WHAT TO WORK ON
Extract each line holding the word "JSON" from the entries.

== STORED RECORDS ==

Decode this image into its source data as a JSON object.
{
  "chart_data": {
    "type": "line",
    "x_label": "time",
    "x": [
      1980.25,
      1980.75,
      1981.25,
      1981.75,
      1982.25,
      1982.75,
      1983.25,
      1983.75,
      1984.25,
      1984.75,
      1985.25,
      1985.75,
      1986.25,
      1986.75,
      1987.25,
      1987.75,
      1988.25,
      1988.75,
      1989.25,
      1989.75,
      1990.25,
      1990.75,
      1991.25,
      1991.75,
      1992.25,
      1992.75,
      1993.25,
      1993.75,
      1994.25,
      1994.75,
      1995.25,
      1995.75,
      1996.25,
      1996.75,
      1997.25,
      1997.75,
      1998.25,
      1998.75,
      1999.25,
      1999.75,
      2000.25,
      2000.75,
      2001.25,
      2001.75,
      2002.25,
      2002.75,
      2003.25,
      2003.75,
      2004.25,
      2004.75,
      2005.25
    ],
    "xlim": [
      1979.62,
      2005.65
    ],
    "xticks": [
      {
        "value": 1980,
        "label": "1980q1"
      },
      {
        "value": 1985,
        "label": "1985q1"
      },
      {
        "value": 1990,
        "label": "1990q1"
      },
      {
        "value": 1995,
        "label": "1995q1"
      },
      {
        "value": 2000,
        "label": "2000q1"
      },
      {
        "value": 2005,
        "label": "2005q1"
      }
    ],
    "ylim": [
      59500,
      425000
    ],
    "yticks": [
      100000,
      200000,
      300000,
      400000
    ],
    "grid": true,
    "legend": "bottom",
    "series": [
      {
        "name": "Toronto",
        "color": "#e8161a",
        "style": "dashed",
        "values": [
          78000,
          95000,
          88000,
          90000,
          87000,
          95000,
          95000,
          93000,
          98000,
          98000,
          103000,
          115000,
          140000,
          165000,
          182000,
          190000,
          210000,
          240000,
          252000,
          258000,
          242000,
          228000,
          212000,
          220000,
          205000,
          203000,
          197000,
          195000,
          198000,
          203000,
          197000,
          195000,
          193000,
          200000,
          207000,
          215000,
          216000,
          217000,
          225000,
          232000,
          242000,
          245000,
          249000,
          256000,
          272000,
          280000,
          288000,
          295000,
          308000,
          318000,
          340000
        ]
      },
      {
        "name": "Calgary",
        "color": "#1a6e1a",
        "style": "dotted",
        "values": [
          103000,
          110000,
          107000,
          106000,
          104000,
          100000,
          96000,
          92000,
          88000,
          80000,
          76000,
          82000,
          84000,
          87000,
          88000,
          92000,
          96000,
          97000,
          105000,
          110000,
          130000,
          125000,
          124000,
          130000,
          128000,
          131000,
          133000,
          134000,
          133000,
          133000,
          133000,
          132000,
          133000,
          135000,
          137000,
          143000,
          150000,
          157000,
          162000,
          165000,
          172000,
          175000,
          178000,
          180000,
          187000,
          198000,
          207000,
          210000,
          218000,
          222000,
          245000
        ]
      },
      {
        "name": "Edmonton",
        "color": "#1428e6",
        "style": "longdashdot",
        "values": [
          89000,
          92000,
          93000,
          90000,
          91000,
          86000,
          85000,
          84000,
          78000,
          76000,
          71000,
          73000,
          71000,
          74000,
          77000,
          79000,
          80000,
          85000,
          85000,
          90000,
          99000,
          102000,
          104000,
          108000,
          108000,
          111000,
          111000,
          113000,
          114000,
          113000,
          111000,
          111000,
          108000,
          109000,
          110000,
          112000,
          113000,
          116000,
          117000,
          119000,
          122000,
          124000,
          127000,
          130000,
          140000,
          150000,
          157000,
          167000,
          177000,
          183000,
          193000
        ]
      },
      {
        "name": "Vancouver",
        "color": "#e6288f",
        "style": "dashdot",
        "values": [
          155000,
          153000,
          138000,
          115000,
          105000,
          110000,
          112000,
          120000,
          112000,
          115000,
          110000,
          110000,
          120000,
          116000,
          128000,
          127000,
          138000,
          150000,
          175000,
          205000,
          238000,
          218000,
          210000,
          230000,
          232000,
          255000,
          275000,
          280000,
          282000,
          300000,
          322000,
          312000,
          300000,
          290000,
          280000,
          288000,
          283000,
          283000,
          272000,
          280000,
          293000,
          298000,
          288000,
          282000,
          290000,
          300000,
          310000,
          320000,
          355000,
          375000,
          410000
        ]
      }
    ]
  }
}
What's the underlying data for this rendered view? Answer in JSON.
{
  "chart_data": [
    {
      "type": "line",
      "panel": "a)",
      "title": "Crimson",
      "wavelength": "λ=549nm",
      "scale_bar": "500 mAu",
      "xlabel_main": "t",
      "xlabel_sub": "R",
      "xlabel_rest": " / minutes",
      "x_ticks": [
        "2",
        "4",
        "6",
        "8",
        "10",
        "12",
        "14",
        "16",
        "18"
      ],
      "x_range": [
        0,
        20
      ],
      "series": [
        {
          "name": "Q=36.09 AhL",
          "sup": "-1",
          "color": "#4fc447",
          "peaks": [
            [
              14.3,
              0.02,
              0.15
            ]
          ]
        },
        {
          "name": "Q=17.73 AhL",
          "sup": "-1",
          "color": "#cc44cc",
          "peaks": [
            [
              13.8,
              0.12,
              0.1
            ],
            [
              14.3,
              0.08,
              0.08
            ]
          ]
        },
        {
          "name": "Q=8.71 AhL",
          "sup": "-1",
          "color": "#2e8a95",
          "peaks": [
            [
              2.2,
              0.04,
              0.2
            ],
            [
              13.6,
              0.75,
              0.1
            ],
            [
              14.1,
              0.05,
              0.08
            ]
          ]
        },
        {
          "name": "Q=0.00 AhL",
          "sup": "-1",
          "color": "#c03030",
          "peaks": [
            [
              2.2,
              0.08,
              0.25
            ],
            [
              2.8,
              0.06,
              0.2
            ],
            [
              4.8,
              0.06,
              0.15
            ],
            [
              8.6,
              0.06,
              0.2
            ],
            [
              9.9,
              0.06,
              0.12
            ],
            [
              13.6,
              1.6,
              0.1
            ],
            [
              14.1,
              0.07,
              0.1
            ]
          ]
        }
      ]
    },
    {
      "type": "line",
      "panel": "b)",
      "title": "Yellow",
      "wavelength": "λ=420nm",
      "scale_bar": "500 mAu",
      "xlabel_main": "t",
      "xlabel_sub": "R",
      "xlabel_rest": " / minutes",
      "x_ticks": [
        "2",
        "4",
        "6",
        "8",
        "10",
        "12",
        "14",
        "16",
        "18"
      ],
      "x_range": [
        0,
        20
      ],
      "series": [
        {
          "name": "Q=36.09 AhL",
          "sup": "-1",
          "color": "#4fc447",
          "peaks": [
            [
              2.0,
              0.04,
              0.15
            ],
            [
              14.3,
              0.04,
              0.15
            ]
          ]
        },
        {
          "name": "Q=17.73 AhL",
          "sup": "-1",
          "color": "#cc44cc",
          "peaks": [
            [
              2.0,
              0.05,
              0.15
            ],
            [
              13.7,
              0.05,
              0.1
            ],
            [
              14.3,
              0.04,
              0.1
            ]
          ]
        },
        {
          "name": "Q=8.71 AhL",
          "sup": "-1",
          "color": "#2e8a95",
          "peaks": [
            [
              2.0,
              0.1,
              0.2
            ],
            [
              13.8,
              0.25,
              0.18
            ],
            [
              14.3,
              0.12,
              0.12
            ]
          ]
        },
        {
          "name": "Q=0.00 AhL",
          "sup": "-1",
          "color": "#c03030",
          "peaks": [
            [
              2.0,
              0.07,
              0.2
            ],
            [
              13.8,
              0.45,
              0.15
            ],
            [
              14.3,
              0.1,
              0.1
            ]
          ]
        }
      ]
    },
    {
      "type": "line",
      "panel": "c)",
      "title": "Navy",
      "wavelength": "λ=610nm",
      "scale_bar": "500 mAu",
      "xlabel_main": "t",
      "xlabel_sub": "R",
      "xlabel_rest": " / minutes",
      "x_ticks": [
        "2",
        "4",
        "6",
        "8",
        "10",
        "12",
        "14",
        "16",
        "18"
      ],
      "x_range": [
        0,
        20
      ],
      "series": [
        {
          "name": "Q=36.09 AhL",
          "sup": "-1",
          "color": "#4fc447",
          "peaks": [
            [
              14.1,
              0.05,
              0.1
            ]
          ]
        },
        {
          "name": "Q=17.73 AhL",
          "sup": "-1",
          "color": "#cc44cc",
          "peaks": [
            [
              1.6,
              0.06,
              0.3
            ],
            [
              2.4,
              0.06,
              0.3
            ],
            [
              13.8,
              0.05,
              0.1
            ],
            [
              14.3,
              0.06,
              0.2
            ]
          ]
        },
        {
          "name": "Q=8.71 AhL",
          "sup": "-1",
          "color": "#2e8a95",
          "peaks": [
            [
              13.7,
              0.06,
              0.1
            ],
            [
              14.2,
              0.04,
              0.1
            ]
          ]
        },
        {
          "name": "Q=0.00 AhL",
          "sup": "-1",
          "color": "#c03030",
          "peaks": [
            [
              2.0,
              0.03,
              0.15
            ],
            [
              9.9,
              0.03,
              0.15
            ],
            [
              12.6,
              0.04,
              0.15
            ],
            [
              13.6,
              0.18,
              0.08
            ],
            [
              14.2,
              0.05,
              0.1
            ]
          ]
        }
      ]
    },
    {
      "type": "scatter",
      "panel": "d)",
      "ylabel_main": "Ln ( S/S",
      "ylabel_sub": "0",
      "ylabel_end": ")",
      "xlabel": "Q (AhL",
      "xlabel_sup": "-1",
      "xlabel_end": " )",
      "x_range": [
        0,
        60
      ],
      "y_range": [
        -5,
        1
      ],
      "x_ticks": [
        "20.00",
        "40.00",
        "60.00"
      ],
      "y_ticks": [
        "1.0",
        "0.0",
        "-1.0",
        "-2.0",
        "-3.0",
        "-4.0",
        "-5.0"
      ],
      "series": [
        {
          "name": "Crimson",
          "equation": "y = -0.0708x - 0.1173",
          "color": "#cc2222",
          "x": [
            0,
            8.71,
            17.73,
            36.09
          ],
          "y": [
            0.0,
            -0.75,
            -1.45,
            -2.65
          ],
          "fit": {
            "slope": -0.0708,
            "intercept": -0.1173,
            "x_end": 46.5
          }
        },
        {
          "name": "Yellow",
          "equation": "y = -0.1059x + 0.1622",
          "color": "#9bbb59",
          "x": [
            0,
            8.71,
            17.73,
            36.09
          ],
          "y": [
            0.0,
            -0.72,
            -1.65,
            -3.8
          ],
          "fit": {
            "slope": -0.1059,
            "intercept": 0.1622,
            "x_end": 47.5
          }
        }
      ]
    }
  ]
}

===

EXERCISE RESULT
Decode this image into its source data as a JSON object.
What's the underlying data for this rendered view? Answer in JSON.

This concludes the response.